▶ _Directions for this task_: In full and without alteration, repeat the material.

========================================================================

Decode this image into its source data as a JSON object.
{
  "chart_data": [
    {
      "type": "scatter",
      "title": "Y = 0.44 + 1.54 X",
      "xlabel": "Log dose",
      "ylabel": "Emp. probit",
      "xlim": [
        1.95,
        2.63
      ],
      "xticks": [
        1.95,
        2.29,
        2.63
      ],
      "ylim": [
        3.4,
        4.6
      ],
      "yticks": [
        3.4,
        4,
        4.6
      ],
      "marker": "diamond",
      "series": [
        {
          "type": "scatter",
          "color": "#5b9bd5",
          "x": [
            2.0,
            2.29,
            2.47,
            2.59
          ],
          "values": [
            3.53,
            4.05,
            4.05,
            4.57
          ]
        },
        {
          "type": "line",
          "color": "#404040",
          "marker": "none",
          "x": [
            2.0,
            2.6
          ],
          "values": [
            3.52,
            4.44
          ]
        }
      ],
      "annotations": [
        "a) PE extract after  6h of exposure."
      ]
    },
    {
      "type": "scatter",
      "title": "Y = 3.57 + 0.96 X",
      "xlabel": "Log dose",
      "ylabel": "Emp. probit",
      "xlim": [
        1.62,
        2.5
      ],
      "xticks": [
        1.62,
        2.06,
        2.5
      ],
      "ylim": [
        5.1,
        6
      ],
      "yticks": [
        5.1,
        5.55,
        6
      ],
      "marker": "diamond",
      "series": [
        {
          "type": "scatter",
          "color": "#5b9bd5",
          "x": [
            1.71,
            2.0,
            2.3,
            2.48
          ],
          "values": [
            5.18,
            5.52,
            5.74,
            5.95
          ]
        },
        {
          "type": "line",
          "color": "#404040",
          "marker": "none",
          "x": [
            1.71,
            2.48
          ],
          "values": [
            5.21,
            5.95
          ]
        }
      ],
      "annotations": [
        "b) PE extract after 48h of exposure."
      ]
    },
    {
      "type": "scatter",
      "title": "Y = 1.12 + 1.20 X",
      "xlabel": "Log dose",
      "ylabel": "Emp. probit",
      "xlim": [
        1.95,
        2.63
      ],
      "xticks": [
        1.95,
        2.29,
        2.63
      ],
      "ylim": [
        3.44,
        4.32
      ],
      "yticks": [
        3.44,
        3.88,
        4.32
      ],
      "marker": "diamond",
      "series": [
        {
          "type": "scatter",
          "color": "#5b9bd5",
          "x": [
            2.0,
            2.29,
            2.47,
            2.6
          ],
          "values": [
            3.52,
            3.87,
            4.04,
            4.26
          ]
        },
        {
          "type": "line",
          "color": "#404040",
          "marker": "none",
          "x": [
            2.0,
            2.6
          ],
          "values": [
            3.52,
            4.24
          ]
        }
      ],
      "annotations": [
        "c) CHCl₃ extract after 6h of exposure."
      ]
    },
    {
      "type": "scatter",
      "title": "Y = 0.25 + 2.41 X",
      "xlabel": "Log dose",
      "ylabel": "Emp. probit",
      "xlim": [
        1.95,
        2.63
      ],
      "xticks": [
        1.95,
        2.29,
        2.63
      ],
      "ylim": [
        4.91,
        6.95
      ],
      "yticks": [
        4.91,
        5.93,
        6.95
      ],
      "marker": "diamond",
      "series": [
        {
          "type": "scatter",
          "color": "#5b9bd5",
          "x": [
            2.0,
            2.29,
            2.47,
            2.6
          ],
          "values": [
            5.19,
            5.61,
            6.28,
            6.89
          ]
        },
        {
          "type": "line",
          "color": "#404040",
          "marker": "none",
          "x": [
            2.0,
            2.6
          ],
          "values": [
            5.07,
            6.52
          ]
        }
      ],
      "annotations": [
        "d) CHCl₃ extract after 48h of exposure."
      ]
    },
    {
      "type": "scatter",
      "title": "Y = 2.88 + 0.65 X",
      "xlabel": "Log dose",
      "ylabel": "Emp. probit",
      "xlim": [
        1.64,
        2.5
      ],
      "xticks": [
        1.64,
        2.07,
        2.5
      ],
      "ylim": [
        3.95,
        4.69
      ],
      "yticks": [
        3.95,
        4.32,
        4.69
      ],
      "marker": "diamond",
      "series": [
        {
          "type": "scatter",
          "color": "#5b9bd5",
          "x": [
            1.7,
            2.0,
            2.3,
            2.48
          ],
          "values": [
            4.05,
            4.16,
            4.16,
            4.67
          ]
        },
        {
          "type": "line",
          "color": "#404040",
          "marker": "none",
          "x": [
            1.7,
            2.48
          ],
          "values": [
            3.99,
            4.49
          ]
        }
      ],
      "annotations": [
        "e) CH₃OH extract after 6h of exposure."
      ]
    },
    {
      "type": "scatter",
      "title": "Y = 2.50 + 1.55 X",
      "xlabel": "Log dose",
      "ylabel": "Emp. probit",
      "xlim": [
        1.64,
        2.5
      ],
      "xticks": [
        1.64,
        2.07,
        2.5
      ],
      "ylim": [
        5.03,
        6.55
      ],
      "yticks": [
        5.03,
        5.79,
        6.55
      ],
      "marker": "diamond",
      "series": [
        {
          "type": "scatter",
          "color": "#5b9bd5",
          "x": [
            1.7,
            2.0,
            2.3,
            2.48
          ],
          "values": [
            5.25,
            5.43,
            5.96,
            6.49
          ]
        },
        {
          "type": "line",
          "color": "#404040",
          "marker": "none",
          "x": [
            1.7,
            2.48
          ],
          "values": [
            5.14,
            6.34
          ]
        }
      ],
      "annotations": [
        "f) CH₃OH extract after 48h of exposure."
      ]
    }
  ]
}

========================================================================

▶ _Full answer_:
Decode this image into its source data as a JSON object.
{
  "chart_data": [
    {
      "type": "scatter",
      "title": "Y = 0.44 + 1.54 X",
      "xlabel": "Log dose",
      "ylabel": "Emp. probit",
      "xlim": [
        1.95,
        2.63
      ],
      "xticks": [
        1.95,
        2.29,
        2.63
      ],
      "ylim": [
        3.4,
        4.6
      ],
      "yticks": [
        3.4,
        4,
        4.6
      ],
      "marker": "diamond",
      "series": [
        {
          "type": "scatter",
          "color": "#5b9bd5",
          "x": [
            2.0,
            2.29,
            2.47,
            2.59
          ],
          "values": [
            3.53,
            4.05,
            4.05,
            4.57
          ]
        },
        {
          "type": "line",
          "color": "#404040",
          "marker": "none",
          "x": [
            2.0,
            2.6
          ],
          "values": [
            3.52,
            4.44
          ]
        }
      ],
      "annotations": [
        "a) PE extract after  6h of exposure."
      ]
    },
    {
      "type": "scatter",
      "title": "Y = 3.57 + 0.96 X",
      "xlabel": "Log dose",
      "ylabel": "Emp. probit",
      "xlim": [
        1.62,
        2.5
      ],
      "xticks": [
        1.62,
        2.06,
        2.5
      ],
      "ylim": [
        5.1,
        6
      ],
      "yticks": [
        5.1,
        5.55,
        6
      ],
      "marker": "diamond",
      "series": [
        {
          "type": "scatter",
          "color": "#5b9bd5",
          "x": [
            1.71,
            2.0,
            2.3,
            2.48
          ],
          "values": [
            5.18,
            5.52,
            5.74,
            5.95
          ]
        },
        {
          "type": "line",
          "color": "#404040",
          "marker": "none",
          "x": [
            1.71,
            2.48
          ],
          "values": [
            5.21,
            5.95
          ]
        }
      ],
      "annotations": [
        "b) PE extract after 48h of exposure."
      ]
    },
    {
      "type": "scatter",
      "title": "Y = 1.12 + 1.20 X",
      "xlabel": "Log dose",
      "ylabel": "Emp. probit",
      "xlim": [
        1.95,
        2.63
      ],
      "xticks": [
        1.95,
        2.29,
        2.63
      ],
      "ylim": [
        3.44,
        4.32
      ],
      "yticks": [
        3.44,
        3.88,
        4.32
      ],
      "marker": "diamond",
      "series": [
        {
          "type": "scatter",
          "color": "#5b9bd5",
          "x": [
            2.0,
            2.29,
            2.47,
            2.6
          ],
          "values": [
            3.52,
            3.87,
            4.04,
            4.26
          ]
        },
        {
          "type": "line",
          "color": "#404040",
          "marker": "none",
          "x": [
            2.0,
            2.6
          ],
          "values": [
            3.52,
            4.24
          ]
        }
      ],
      "annotations": [
        "c) CHCl₃ extract after 6h of exposure."
      ]
    },
    {
      "type": "scatter",
      "title": "Y = 0.25 + 2.41 X",
      "xlabel": "Log dose",
      "ylabel": "Emp. probit",
      "xlim": [
        1.95,
        2.63
      ],
      "xticks": [
        1.95,
        2.29,
        2.63
      ],
      "ylim": [
        4.91,
        6.95
      ],
      "yticks": [
        4.91,
        5.93,
        6.95
      ],
      "marker": "diamond",
      "series": [
        {
          "type": "scatter",
          "color": "#5b9bd5",
          "x": [
            2.0,
            2.29,
            2.47,
            2.6
          ],
          "values": [
            5.19,
            5.61,
            6.28,
            6.89
          ]
        },
        {
          "type": "line",
          "color": "#404040",
          "marker": "none",
          "x": [
            2.0,
            2.6
          ],
          "values": [
            5.07,
            6.52
          ]
        }
      ],
      "annotations": [
        "d) CHCl₃ extract after 48h of exposure."
      ]
    },
    {
      "type": "scatter",
      "title": "Y = 2.88 + 0.65 X",
      "xlabel": "Log dose",
      "ylabel": "Emp. probit",
      "xlim": [
        1.64,
        2.5
      ],
      "xticks": [
        1.64,
        2.07,
        2.5
      ],
      "ylim": [
        3.95,
        4.69
      ],
      "yticks": [
        3.95,
        4.32,
        4.69
      ],
      "marker": "diamond",
      "series": [
        {
          "type": "scatter",
          "color": "#5b9bd5",
          "x": [
            1.7,
            2.0,
            2.3,
            2.48
          ],
          "values": [
            4.05,
            4.16,
            4.16,
            4.67
          ]
        },
        {
          "type": "line",
          "color": "#404040",
          "marker": "none",
          "x": [
            1.7,
            2.48
          ],
          "values": [
            3.99,
            4.49
          ]
        }
      ],
      "annotations": [
        "e) CH₃OH extract after 6h of exposure."
      ]
    },
    {
      "type": "scatter",
      "title": "Y = 2.50 + 1.55 X",
      "xlabel": "Log dose",
      "ylabel": "Emp. probit",
      "xlim": [
        1.64,
        2.5
      ],
      "xticks": [
        1.64,
        2.07,
        2.5
      ],
      "ylim": [
        5.03,
        6.55
      ],
      "yticks": [
        5.03,
        5.79,
        6.55
      ],
      "marker": "diamond",
      "series": [
        {
          "type": "scatter",
          "color": "#5b9bd5",
          "x": [
            1.7,
            2.0,
            2.3,
            2.48
          ],
          "values": [
            5.25,
            5.43,
            5.96,
            6.49
          ]
        },
        {
          "type": "line",
          "color": "#404040",
          "marker": "none",
          "x": [
            1.7,
            2.48
          ],
          "values": [
            5.14,
            6.34
          ]
        }
      ],
      "annotations": [
        "f) CH₃OH extract after 48h of exposure."
      ]
    }
  ]
}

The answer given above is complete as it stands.